## [WHAT IS NEEDED]
Restate the records that follow word for word; no pictures should appear.

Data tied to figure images
______
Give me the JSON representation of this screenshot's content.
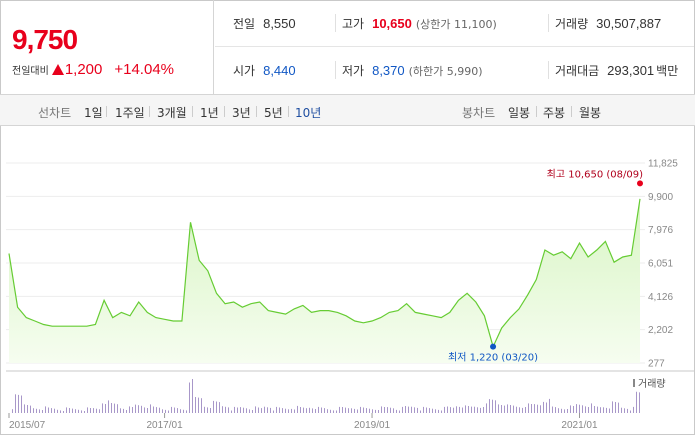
{
  "quote": {
    "price": "9,750",
    "change_label": "전일대비",
    "change_value": "1,200",
    "change_pct": "+14.04%"
  },
  "stats": {
    "prev_close_label": "전일",
    "prev_close": "8,550",
    "high_label": "고가",
    "high": "10,650",
    "upper_limit": "(상한가 11,100)",
    "volume_label": "거래량",
    "volume": "30,507,887",
    "open_label": "시가",
    "open": "8,440",
    "low_label": "저가",
    "low": "8,370",
    "lower_limit": "(하한가 5,990)",
    "value_label": "거래대금",
    "value": "293,301",
    "value_unit": "백만"
  },
  "tabs": {
    "line_label": "선차트",
    "line_periods": [
      "1일",
      "1주일",
      "3개월",
      "1년",
      "3년",
      "5년",
      "10년"
    ],
    "active_period": "10년",
    "candle_label": "봉차트",
    "candle_periods": [
      "일봉",
      "주봉",
      "월봉"
    ]
  },
  "colors": {
    "up": "#e8001c",
    "down": "#1057c4",
    "line": "#66cc33",
    "fill_top": "#d8f5c4",
    "fill_bottom": "#f6fdf0",
    "volume": "#a897c9"
  },
  "chart_data": {
    "type": "area",
    "period": "10년",
    "y_ticks": [
      "11,825",
      "9,900",
      "7,976",
      "6,051",
      "4,126",
      "2,202",
      "277"
    ],
    "ylim": [
      277,
      11825
    ],
    "x_ticks": [
      "2015/07",
      "2017/01",
      "2019/01",
      "2021/01"
    ],
    "xlim": [
      "2015/07",
      "2021/08"
    ],
    "high_annotation": "최고 10,650 (08/09)",
    "low_annotation": "최저 1,220 (03/20)",
    "volume_legend": "거래량",
    "series": [
      {
        "x": [
          "2015-07",
          "2015-08",
          "2015-09",
          "2015-10",
          "2015-11",
          "2015-12",
          "2016-01",
          "2016-02",
          "2016-03",
          "2016-04",
          "2016-05",
          "2016-06",
          "2016-07",
          "2016-08",
          "2016-09",
          "2016-10",
          "2016-11",
          "2016-12",
          "2017-01",
          "2017-02",
          "2017-03",
          "2017-04",
          "2017-05",
          "2017-06",
          "2017-07",
          "2017-08",
          "2017-09",
          "2017-10",
          "2017-11",
          "2017-12",
          "2018-01",
          "2018-02",
          "2018-03",
          "2018-04",
          "2018-05",
          "2018-06",
          "2018-07",
          "2018-08",
          "2018-09",
          "2018-10",
          "2018-11",
          "2018-12",
          "2019-01",
          "2019-02",
          "2019-03",
          "2019-04",
          "2019-05",
          "2019-06",
          "2019-07",
          "2019-08",
          "2019-09",
          "2019-10",
          "2019-11",
          "2019-12",
          "2020-01",
          "2020-02",
          "2020-03",
          "2020-04",
          "2020-05",
          "2020-06",
          "2020-07",
          "2020-08",
          "2020-09",
          "2020-10",
          "2020-11",
          "2020-12",
          "2021-01",
          "2021-02",
          "2021-03",
          "2021-04",
          "2021-05",
          "2021-06",
          "2021-07",
          "2021-08"
        ],
        "y": [
          6600,
          3500,
          2900,
          2700,
          2500,
          2400,
          2400,
          2400,
          2400,
          2400,
          2500,
          3900,
          2900,
          3200,
          3000,
          3800,
          3200,
          2900,
          2800,
          2700,
          2700,
          8400,
          6200,
          5600,
          4300,
          3700,
          3800,
          3500,
          3700,
          3800,
          3300,
          3200,
          3100,
          3400,
          3600,
          3200,
          3300,
          3300,
          3200,
          3000,
          2700,
          2600,
          2700,
          2900,
          3200,
          3300,
          3700,
          3200,
          3100,
          3000,
          2900,
          3200,
          3900,
          4300,
          3800,
          3000,
          1220,
          2300,
          2900,
          3400,
          4200,
          5100,
          6800,
          6500,
          6700,
          6300,
          7200,
          6400,
          6800,
          7300,
          6100,
          6400,
          6500,
          9750
        ]
      }
    ]
  }
}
______
## [TASK RESPONSE]
Give me the JSON representation of this screenshot's content.
{
  "quote": {
    "price": "9,750",
    "change_label": "전일대비",
    "change_value": "1,200",
    "change_pct": "+14.04%"
  },
  "stats": {
    "prev_close_label": "전일",
    "prev_close": "8,550",
    "high_label": "고가",
    "high": "10,650",
    "upper_limit": "(상한가 11,100)",
    "volume_label": "거래량",
    "volume": "30,507,887",
    "open_label": "시가",
    "open": "8,440",
    "low_label": "저가",
    "low": "8,370",
    "lower_limit": "(하한가 5,990)",
    "value_label": "거래대금",
    "value": "293,301",
    "value_unit": "백만"
  },
  "tabs": {
    "line_label": "선차트",
    "line_periods": [
      "1일",
      "1주일",
      "3개월",
      "1년",
      "3년",
      "5년",
      "10년"
    ],
    "active_period": "10년",
    "candle_label": "봉차트",
    "candle_periods": [
      "일봉",
      "주봉",
      "월봉"
    ]
  },
  "colors": {
    "up": "#e8001c",
    "down": "#1057c4",
    "line": "#66cc33",
    "fill_top": "#d8f5c4",
    "fill_bottom": "#f6fdf0",
    "volume": "#a897c9"
  },
  "chart_data": {
    "type": "area",
    "period": "10년",
    "y_ticks": [
      "11,825",
      "9,900",
      "7,976",
      "6,051",
      "4,126",
      "2,202",
      "277"
    ],
    "ylim": [
      277,
      11825
    ],
    "x_ticks": [
      "2015/07",
      "2017/01",
      "2019/01",
      "2021/01"
    ],
    "xlim": [
      "2015/07",
      "2021/08"
    ],
    "high_annotation": "최고 10,650 (08/09)",
    "low_annotation": "최저 1,220 (03/20)",
    "volume_legend": "거래량",
    "series": [
      {
        "x": [
          "2015-07",
          "2015-08",
          "2015-09",
          "2015-10",
          "2015-11",
          "2015-12",
          "2016-01",
          "2016-02",
          "2016-03",
          "2016-04",
          "2016-05",
          "2016-06",
          "2016-07",
          "2016-08",
          "2016-09",
          "2016-10",
          "2016-11",
          "2016-12",
          "2017-01",
          "2017-02",
          "2017-03",
          "2017-04",
          "2017-05",
          "2017-06",
          "2017-07",
          "2017-08",
          "2017-09",
          "2017-10",
          "2017-11",
          "2017-12",
          "2018-01",
          "2018-02",
          "2018-03",
          "2018-04",
          "2018-05",
          "2018-06",
          "2018-07",
          "2018-08",
          "2018-09",
          "2018-10",
          "2018-11",
          "2018-12",
          "2019-01",
          "2019-02",
          "2019-03",
          "2019-04",
          "2019-05",
          "2019-06",
          "2019-07",
          "2019-08",
          "2019-09",
          "2019-10",
          "2019-11",
          "2019-12",
          "2020-01",
          "2020-02",
          "2020-03",
          "2020-04",
          "2020-05",
          "2020-06",
          "2020-07",
          "2020-08",
          "2020-09",
          "2020-10",
          "2020-11",
          "2020-12",
          "2021-01",
          "2021-02",
          "2021-03",
          "2021-04",
          "2021-05",
          "2021-06",
          "2021-07",
          "2021-08"
        ],
        "y": [
          6600,
          3500,
          2900,
          2700,
          2500,
          2400,
          2400,
          2400,
          2400,
          2400,
          2500,
          3900,
          2900,
          3200,
          3000,
          3800,
          3200,
          2900,
          2800,
          2700,
          2700,
          8400,
          6200,
          5600,
          4300,
          3700,
          3800,
          3500,
          3700,
          3800,
          3300,
          3200,
          3100,
          3400,
          3600,
          3200,
          3300,
          3300,
          3200,
          3000,
          2700,
          2600,
          2700,
          2900,
          3200,
          3300,
          3700,
          3200,
          3100,
          3000,
          2900,
          3200,
          3900,
          4300,
          3800,
          3000,
          1220,
          2300,
          2900,
          3400,
          4200,
          5100,
          6800,
          6500,
          6700,
          6300,
          7200,
          6400,
          6800,
          7300,
          6100,
          6400,
          6500,
          9750
        ]
      }
    ]
  }
}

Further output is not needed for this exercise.